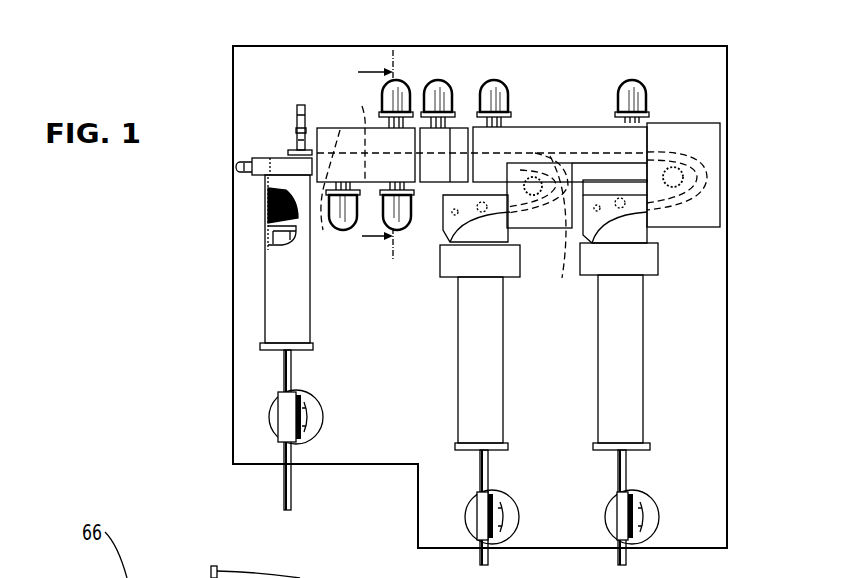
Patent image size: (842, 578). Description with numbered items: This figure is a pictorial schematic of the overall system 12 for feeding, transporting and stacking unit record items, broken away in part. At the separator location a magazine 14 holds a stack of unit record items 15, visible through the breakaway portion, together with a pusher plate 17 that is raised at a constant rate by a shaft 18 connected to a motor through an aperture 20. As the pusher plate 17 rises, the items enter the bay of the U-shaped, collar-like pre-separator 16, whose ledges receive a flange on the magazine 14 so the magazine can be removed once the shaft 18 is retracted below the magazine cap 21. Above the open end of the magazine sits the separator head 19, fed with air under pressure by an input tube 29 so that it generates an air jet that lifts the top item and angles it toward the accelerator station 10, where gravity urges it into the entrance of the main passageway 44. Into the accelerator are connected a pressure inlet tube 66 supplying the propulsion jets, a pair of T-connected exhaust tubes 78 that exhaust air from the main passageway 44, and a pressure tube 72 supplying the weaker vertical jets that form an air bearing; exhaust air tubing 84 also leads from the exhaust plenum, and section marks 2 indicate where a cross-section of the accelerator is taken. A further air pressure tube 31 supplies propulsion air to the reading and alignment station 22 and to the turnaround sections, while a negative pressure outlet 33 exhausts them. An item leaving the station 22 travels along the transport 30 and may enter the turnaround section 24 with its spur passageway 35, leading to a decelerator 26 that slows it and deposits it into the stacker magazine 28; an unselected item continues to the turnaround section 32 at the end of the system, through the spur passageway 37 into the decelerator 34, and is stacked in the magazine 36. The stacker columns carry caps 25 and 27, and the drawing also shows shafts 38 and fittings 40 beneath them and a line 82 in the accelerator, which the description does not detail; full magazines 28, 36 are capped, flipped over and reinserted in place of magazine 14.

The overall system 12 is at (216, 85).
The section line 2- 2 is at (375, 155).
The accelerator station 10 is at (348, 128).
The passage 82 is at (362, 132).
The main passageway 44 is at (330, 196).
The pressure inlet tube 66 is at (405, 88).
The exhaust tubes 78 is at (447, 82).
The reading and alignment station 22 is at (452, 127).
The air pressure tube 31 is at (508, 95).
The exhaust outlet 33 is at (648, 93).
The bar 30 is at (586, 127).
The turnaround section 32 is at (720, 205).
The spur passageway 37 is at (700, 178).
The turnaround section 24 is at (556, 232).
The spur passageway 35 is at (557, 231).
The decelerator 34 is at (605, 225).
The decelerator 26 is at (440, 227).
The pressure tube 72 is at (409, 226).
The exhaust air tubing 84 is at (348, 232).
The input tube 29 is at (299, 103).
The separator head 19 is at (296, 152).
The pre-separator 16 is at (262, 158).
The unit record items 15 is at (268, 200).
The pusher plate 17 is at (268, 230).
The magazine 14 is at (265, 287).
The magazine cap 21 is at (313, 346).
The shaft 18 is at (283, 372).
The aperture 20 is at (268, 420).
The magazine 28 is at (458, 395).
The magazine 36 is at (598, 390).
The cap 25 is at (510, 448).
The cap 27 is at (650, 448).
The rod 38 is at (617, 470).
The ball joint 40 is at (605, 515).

··········

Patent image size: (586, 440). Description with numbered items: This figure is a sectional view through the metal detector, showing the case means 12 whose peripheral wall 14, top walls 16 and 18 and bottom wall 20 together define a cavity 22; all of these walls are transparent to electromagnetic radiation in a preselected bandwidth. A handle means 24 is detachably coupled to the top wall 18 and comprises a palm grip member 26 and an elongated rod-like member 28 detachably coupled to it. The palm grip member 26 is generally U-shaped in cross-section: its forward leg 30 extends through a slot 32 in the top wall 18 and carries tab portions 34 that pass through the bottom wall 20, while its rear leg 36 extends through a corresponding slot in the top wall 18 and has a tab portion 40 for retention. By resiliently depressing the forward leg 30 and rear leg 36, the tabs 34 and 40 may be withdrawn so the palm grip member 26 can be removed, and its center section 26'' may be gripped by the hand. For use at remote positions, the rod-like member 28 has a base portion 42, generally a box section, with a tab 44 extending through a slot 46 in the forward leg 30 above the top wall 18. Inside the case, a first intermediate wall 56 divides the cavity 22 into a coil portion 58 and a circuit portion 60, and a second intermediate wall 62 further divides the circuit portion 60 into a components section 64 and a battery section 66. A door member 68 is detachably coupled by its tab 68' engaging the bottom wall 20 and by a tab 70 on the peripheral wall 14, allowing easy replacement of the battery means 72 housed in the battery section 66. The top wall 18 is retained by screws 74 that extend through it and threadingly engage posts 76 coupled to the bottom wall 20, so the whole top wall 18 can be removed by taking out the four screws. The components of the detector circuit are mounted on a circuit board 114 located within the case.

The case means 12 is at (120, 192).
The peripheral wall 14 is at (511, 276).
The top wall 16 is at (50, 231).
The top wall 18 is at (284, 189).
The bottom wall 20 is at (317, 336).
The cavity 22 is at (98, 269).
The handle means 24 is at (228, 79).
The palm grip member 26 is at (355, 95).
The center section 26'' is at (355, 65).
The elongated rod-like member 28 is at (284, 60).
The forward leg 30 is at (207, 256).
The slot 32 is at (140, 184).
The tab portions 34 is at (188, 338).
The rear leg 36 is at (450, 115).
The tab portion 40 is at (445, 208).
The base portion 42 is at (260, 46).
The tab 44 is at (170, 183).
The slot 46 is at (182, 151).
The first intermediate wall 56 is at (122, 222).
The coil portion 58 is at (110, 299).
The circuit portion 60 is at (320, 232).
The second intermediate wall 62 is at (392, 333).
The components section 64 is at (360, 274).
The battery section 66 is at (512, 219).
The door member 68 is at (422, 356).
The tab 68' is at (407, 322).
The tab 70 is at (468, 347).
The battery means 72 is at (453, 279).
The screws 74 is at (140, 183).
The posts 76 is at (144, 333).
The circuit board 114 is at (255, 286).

··········

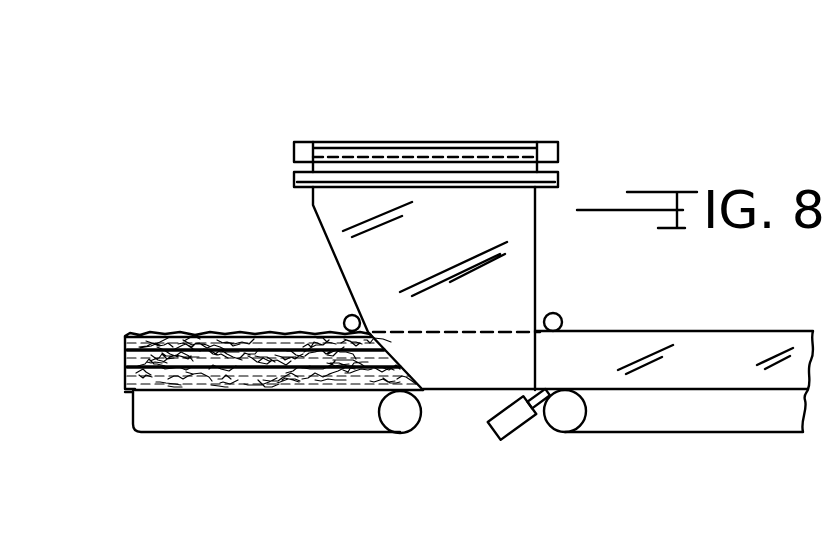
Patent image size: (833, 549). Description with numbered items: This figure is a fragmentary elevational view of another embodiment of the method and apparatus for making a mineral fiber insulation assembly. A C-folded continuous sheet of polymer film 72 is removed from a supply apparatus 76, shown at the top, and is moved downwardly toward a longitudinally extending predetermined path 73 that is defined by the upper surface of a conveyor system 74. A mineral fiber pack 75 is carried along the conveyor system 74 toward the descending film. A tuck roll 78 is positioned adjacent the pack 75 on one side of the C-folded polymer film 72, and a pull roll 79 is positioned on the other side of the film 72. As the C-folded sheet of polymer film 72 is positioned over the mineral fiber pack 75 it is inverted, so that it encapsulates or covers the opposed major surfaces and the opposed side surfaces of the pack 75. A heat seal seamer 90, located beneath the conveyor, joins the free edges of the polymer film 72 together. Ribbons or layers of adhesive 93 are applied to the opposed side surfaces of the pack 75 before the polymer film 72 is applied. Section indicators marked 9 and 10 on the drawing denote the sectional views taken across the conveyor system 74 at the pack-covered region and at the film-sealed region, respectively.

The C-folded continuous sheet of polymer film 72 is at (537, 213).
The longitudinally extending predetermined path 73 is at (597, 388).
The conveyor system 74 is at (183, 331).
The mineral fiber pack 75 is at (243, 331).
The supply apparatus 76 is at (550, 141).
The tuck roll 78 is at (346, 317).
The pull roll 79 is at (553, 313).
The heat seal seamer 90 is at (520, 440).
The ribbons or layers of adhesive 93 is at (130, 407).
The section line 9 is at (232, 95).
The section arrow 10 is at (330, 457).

··········

Task to carry out
Reproduce the lines from the one containing "Patent image size: (842, 578)." through the one containing "The overall system 12 is at (216, 85).", including both, with nothing else.

Result of this task
Patent image size: (842, 578). Description with numbered items: This figure is a pictorial schematic of the overall system 12 for feeding, transporting and stacking unit record items, broken away in part. At the separator location a magazine 14 holds a stack of unit record items 15, visible through the breakaway portion, together with a pusher plate 17 that is raised at a constant rate by a shaft 18 connected to a motor through an aperture 20. As the pusher plate 17 rises, the items enter the bay of the U-shaped, collar-like pre-separator 16, whose ledges receive a flange on the magazine 14 so the magazine can be removed once the shaft 18 is retracted below the magazine cap 21. Above the open end of the magazine sits the separator head 19, fed with air under pressure by an input tube 29 so that it generates an air jet that lifts the top item and angles it toward the accelerator station 10, where gravity urges it into the entrance of the main passageway 44. Into the accelerator are connected a pressure inlet tube 66 supplying the propulsion jets, a pair of T-connected exhaust tubes 78 that exhaust air from the main passageway 44, and a pressure tube 72 supplying the weaker vertical jets that form an air bearing; exhaust air tubing 84 also leads from the exhaust plenum, and section marks 2 indicate where a cross-section of the accelerator is taken. A further air pressure tube 31 supplies propulsion air to the reading and alignment station 22 and to the turnaround sections, while a negative pressure outlet 33 exhausts them. An item leaving the station 22 travels along the transport 30 and may enter the turnaround section 24 with its spur passageway 35, leading to a decelerator 26 that slows it and deposits it into the stacker magazine 28; an unselected item continues to the turnaround section 32 at the end of the system, through the spur passageway 37 into the decelerator 34, and is stacked in the magazine 36. The stacker columns carry caps 25 and 27, and the drawing also shows shafts 38 and fittings 40 beneath them and a line 82 in the accelerator, which the description does not detail; full magazines 28, 36 are capped, flipped over and reinserted in place of magazine 14.

The overall system 12 is at (216, 85).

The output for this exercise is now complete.